**DATA FOR THIS EXERCISE**:
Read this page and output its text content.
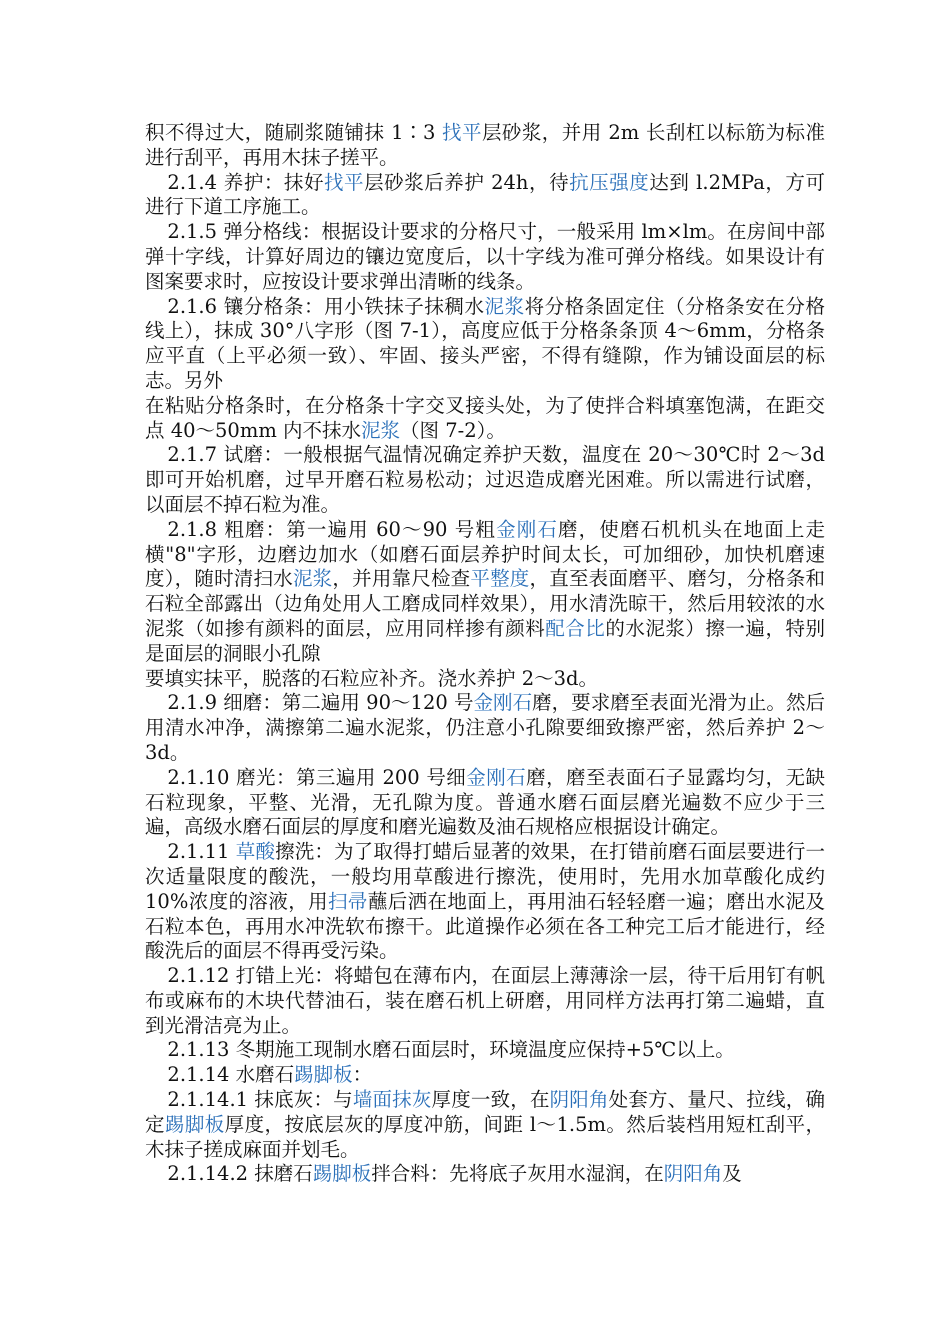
积不得过大，随刷浆随铺抹 1∶3 找平层砂浆，并用 2m 长刮杠以标筋为标准进行刮平，再用木抹子搓平。

2.1.4 养护：抹好找平层砂浆后养护 24h，待抗压强度达到 l.2MPa，方可进行下道工序施工。

2.1.5 弹分格线：根据设计要求的分格尺寸，一般采用 lm×lm。在房间中部弹十字线，计算好周边的镶边宽度后，以十字线为准可弹分格线。如果设计有图案要求时，应按设计要求弹出清晰的线条。

2.1.6 镶分格条：用小铁抹子抹稠水泥浆将分格条固定住（分格条安在分格线上），抹成 30°八字形（图 7-1），高度应低于分格条条顶 4～6mm，分格条应平直（上平必须一致）、牢固、接头严密，不得有缝隙，作为铺设面层的标志。另外

在粘贴分格条时，在分格条十字交叉接头处，为了使拌合料填塞饱满，在距交点 40～50mm 内不抹水泥浆（图 7-2）。

2.1.7 试磨：一般根据气温情况确定养护天数，温度在 20～30℃时 2～3d 即可开始机磨，过早开磨石粒易松动；过迟造成磨光困难。所以需进行试磨，以面层不掉石粒为准。

2.1.8 粗磨：第一遍用 60～90 号粗金刚石磨，使磨石机机头在地面上走横"8"字形，边磨边加水（如磨石面层养护时间太长，可加细砂，加快机磨速度），随时清扫水泥浆，并用靠尺检查平整度，直至表面磨平、磨匀，分格条和石粒全部露出（边角处用人工磨成同样效果），用水清洗晾干，然后用较浓的水泥浆（如掺有颜料的面层，应用同样掺有颜料配合比的水泥浆）擦一遍，特别是面层的洞眼小孔隙

要填实抹平，脱落的石粒应补齐。浇水养护 2～3d。

2.1.9 细磨：第二遍用 90～120 号金刚石磨，要求磨至表面光滑为止。然后用清水冲净，满擦第二遍水泥浆，仍注意小孔隙要细致擦严密，然后养护 2～3d。

2.1.10 磨光：第三遍用 200 号细金刚石磨，磨至表面石子显露均匀，无缺石粒现象，平整、光滑，无孔隙为度。普通水磨石面层磨光遍数不应少于三遍，高级水磨石面层的厚度和磨光遍数及油石规格应根据设计确定。

2.1.11 草酸擦洗：为了取得打蜡后显著的效果，在打错前磨石面层要进行一次适量限度的酸洗，一般均用草酸进行擦洗，使用时，先用水加草酸化成约 10%浓度的溶液，用扫帚蘸后洒在地面上，再用油石轻轻磨一遍；磨出水泥及石粒本色，再用水冲洗软布擦干。此道操作必须在各工种完工后才能进行，经酸洗后的面层不得再受污染。

2.1.12 打错上光：将蜡包在薄布内，在面层上薄薄涂一层，待干后用钉有帆布或麻布的木块代替油石，装在磨石机上研磨，用同样方法再打第二遍蜡，直到光滑洁亮为止。

2.1.13 冬期施工现制水磨石面层时，环境温度应保持+5℃以上。

2.1.14 水磨石踢脚板：

2.1.14.1 抹底灰：与墙面抹灰厚度一致，在阴阳角处套方、量尺、拉线，确定踢脚板厚度，按底层灰的厚度冲筋，间距 l～1.5m。然后装档用短杠刮平，木抹子搓成麻面并划毛。

2.1.14.2 抹磨石踢脚板拌合料：先将底子灰用水湿润，在阴阳角及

**DIRECTION**:
Transcribe the records verbatim and omit the images.

**OUTPUT FOR THIS TASK**:
Read this page and output its text content.
积不得过大，随刷浆随铺抹 1∶3 找平层砂浆，并用 2m 长刮杠以标筋为标准进行刮平，再用木抹子搓平。

2.1.4 养护：抹好找平层砂浆后养护 24h，待抗压强度达到 l.2MPa，方可进行下道工序施工。

2.1.5 弹分格线：根据设计要求的分格尺寸，一般采用 lm×lm。在房间中部弹十字线，计算好周边的镶边宽度后，以十字线为准可弹分格线。如果设计有图案要求时，应按设计要求弹出清晰的线条。

2.1.6 镶分格条：用小铁抹子抹稠水泥浆将分格条固定住（分格条安在分格线上），抹成 30°八字形（图 7-1），高度应低于分格条条顶 4～6mm，分格条应平直（上平必须一致）、牢固、接头严密，不得有缝隙，作为铺设面层的标志。另外

在粘贴分格条时，在分格条十字交叉接头处，为了使拌合料填塞饱满，在距交点 40～50mm 内不抹水泥浆（图 7-2）。

2.1.7 试磨：一般根据气温情况确定养护天数，温度在 20～30℃时 2～3d 即可开始机磨，过早开磨石粒易松动；过迟造成磨光困难。所以需进行试磨，以面层不掉石粒为准。

2.1.8 粗磨：第一遍用 60～90 号粗金刚石磨，使磨石机机头在地面上走横"8"字形，边磨边加水（如磨石面层养护时间太长，可加细砂，加快机磨速度），随时清扫水泥浆，并用靠尺检查平整度，直至表面磨平、磨匀，分格条和石粒全部露出（边角处用人工磨成同样效果），用水清洗晾干，然后用较浓的水泥浆（如掺有颜料的面层，应用同样掺有颜料配合比的水泥浆）擦一遍，特别是面层的洞眼小孔隙

要填实抹平，脱落的石粒应补齐。浇水养护 2～3d。

2.1.9 细磨：第二遍用 90～120 号金刚石磨，要求磨至表面光滑为止。然后用清水冲净，满擦第二遍水泥浆，仍注意小孔隙要细致擦严密，然后养护 2～3d。

2.1.10 磨光：第三遍用 200 号细金刚石磨，磨至表面石子显露均匀，无缺石粒现象，平整、光滑，无孔隙为度。普通水磨石面层磨光遍数不应少于三遍，高级水磨石面层的厚度和磨光遍数及油石规格应根据设计确定。

2.1.11 草酸擦洗：为了取得打蜡后显著的效果，在打错前磨石面层要进行一次适量限度的酸洗，一般均用草酸进行擦洗，使用时，先用水加草酸化成约 10%浓度的溶液，用扫帚蘸后洒在地面上，再用油石轻轻磨一遍；磨出水泥及石粒本色，再用水冲洗软布擦干。此道操作必须在各工种完工后才能进行，经酸洗后的面层不得再受污染。

2.1.12 打错上光：将蜡包在薄布内，在面层上薄薄涂一层，待干后用钉有帆布或麻布的木块代替油石，装在磨石机上研磨，用同样方法再打第二遍蜡，直到光滑洁亮为止。

2.1.13 冬期施工现制水磨石面层时，环境温度应保持+5℃以上。

2.1.14 水磨石踢脚板：

2.1.14.1 抹底灰：与墙面抹灰厚度一致，在阴阳角处套方、量尺、拉线，确定踢脚板厚度，按底层灰的厚度冲筋，间距 l～1.5m。然后装档用短杠刮平，木抹子搓成麻面并划毛。

2.1.14.2 抹磨石踢脚板拌合料：先将底子灰用水湿润，在阴阳角及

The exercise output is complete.